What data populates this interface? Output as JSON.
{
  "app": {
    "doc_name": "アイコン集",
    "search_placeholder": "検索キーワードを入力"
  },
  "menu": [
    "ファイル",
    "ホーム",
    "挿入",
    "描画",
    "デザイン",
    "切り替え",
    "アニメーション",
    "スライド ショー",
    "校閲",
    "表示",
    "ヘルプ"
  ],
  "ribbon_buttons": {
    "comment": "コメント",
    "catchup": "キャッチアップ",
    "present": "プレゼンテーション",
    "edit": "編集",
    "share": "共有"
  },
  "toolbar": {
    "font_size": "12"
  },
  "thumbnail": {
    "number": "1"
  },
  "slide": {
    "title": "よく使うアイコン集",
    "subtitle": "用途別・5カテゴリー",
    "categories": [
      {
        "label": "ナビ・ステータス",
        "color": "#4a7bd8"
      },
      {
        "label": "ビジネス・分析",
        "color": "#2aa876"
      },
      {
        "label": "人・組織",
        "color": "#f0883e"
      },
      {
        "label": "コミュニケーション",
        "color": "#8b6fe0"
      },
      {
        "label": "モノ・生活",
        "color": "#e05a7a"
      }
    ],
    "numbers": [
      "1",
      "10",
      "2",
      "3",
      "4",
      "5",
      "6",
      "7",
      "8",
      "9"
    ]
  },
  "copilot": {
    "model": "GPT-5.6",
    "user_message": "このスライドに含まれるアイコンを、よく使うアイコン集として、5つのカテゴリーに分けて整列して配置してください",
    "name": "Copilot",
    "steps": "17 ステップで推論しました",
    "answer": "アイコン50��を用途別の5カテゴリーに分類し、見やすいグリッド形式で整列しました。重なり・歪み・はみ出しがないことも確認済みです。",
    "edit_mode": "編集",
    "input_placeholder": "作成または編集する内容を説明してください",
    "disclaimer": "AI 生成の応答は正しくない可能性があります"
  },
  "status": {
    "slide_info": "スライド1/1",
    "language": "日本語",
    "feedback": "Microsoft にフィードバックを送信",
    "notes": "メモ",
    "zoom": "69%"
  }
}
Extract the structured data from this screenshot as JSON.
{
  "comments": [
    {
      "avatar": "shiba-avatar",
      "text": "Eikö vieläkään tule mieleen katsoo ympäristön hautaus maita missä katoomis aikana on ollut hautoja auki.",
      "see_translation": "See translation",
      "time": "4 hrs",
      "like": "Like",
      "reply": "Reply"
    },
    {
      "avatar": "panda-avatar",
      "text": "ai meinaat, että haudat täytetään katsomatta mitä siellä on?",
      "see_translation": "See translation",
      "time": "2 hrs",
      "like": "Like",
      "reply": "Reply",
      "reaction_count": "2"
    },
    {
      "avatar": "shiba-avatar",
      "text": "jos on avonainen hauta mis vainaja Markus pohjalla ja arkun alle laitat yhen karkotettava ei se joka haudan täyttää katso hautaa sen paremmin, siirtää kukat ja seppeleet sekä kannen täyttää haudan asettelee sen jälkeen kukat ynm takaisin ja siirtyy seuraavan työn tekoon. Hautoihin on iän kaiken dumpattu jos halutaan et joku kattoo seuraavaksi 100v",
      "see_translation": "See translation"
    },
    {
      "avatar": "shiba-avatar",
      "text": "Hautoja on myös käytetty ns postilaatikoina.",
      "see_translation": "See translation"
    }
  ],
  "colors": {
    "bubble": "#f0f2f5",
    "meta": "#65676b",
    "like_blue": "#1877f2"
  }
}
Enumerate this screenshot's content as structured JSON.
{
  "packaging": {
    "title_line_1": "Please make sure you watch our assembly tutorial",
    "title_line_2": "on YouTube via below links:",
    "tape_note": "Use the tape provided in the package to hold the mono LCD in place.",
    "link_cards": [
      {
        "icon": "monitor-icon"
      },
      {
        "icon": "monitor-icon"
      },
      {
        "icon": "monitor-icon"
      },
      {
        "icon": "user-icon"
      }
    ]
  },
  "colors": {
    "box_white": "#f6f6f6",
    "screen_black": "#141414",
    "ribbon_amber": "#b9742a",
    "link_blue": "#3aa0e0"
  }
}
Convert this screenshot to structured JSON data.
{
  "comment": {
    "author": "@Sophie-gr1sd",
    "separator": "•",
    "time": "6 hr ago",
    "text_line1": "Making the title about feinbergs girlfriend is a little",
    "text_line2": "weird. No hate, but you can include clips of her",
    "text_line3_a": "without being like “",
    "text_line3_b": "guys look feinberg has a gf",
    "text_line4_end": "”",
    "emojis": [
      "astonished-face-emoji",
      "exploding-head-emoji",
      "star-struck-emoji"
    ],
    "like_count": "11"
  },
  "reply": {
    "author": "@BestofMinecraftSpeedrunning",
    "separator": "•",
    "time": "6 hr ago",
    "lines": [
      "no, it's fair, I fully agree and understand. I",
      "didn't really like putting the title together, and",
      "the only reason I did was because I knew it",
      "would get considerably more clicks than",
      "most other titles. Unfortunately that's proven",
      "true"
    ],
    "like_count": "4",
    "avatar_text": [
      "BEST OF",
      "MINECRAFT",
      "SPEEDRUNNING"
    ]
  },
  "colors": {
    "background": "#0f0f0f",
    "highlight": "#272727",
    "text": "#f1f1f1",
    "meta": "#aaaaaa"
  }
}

────────────────

> **Objective**
Copy out the whole listing exactly; please set it all down.

> **Result for this exercise**
What data populates this interface? Output as JSON.
{
  "app": {
    "doc_name": "アイコン集",
    "search_placeholder": "検索キーワードを入力"
  },
  "menu": [
    "ファイル",
    "ホーム",
    "挿入",
    "描画",
    "デザイン",
    "切り替え",
    "アニメーション",
    "スライド ショー",
    "校閲",
    "表示",
    "ヘルプ"
  ],
  "ribbon_buttons": {
    "comment": "コメント",
    "catchup": "キャッチアップ",
    "present": "プレゼンテーション",
    "edit": "編集",
    "share": "共有"
  },
  "toolbar": {
    "font_size": "12"
  },
  "thumbnail": {
    "number": "1"
  },
  "slide": {
    "title": "よく使うアイコン集",
    "subtitle": "用途別・5カテゴリー",
    "categories": [
      {
        "label": "ナビ・ステータス",
        "color": "#4a7bd8"
      },
      {
        "label": "ビジネス・分析",
        "color": "#2aa876"
      },
      {
        "label": "人・組織",
        "color": "#f0883e"
      },
      {
        "label": "コミュニケーション",
        "color": "#8b6fe0"
      },
      {
        "label": "モノ・生活",
        "color": "#e05a7a"
      }
    ],
    "numbers": [
      "1",
      "10",
      "2",
      "3",
      "4",
      "5",
      "6",
      "7",
      "8",
      "9"
    ]
  },
  "copilot": {
    "model": "GPT-5.6",
    "user_message": "このスライドに含まれるアイコンを、よく使うアイコン集として、5つのカテゴリーに分けて整列して配置してください",
    "name": "Copilot",
    "steps": "17 ステップで推論しました",
    "answer": "アイコン50��を用途別の5カテゴリーに分類し、見やすいグリッド形式で整列しました。重なり・歪み・はみ出しがないことも確認済みです。",
    "edit_mode": "編集",
    "input_placeholder": "作成または編集する内容を説明してください",
    "disclaimer": "AI 生成の応答は正しくない可能性があります"
  },
  "status": {
    "slide_info": "スライド1/1",
    "language": "日本語",
    "feedback": "Microsoft にフィードバックを送信",
    "notes": "メモ",
    "zoom": "69%"
  }
}
Extract the structured data from this screenshot as JSON.
{
  "comments": [
    {
      "avatar": "shiba-avatar",
      "text": "Eikö vieläkään tule mieleen katsoo ympäristön hautaus maita missä katoomis aikana on ollut hautoja auki.",
      "see_translation": "See translation",
      "time": "4 hrs",
      "like": "Like",
      "reply": "Reply"
    },
    {
      "avatar": "panda-avatar",
      "text": "ai meinaat, että haudat täytetään katsomatta mitä siellä on?",
      "see_translation": "See translation",
      "time": "2 hrs",
      "like": "Like",
      "reply": "Reply",
      "reaction_count": "2"
    },
    {
      "avatar": "shiba-avatar",
      "text": "jos on avonainen hauta mis vainaja Markus pohjalla ja arkun alle laitat yhen karkotettava ei se joka haudan täyttää katso hautaa sen paremmin, siirtää kukat ja seppeleet sekä kannen täyttää haudan asettelee sen jälkeen kukat ynm takaisin ja siirtyy seuraavan työn tekoon. Hautoihin on iän kaiken dumpattu jos halutaan et joku kattoo seuraavaksi 100v",
      "see_translation": "See translation"
    },
    {
      "avatar": "shiba-avatar",
      "text": "Hautoja on myös käytetty ns postilaatikoina.",
      "see_translation": "See translation"
    }
  ],
  "colors": {
    "bubble": "#f0f2f5",
    "meta": "#65676b",
    "like_blue": "#1877f2"
  }
}
Enumerate this screenshot's content as structured JSON.
{
  "packaging": {
    "title_line_1": "Please make sure you watch our assembly tutorial",
    "title_line_2": "on YouTube via below links:",
    "tape_note": "Use the tape provided in the package to hold the mono LCD in place.",
    "link_cards": [
      {
        "icon": "monitor-icon"
      },
      {
        "icon": "monitor-icon"
      },
      {
        "icon": "monitor-icon"
      },
      {
        "icon": "user-icon"
      }
    ]
  },
  "colors": {
    "box_white": "#f6f6f6",
    "screen_black": "#141414",
    "ribbon_amber": "#b9742a",
    "link_blue": "#3aa0e0"
  }
}
Convert this screenshot to structured JSON data.
{
  "comment": {
    "author": "@Sophie-gr1sd",
    "separator": "•",
    "time": "6 hr ago",
    "text_line1": "Making the title about feinbergs girlfriend is a little",
    "text_line2": "weird. No hate, but you can include clips of her",
    "text_line3_a": "without being like “",
    "text_line3_b": "guys look feinberg has a gf",
    "text_line4_end": "”",
    "emojis": [
      "astonished-face-emoji",
      "exploding-head-emoji",
      "star-struck-emoji"
    ],
    "like_count": "11"
  },
  "reply": {
    "author": "@BestofMinecraftSpeedrunning",
    "separator": "•",
    "time": "6 hr ago",
    "lines": [
      "no, it's fair, I fully agree and understand. I",
      "didn't really like putting the title together, and",
      "the only reason I did was because I knew it",
      "would get considerably more clicks than",
      "most other titles. Unfortunately that's proven",
      "true"
    ],
    "like_count": "4",
    "avatar_text": [
      "BEST OF",
      "MINECRAFT",
      "SPEEDRUNNING"
    ]
  },
  "colors": {
    "background": "#0f0f0f",
    "highlight": "#272727",
    "text": "#f1f1f1",
    "meta": "#aaaaaa"
  }
}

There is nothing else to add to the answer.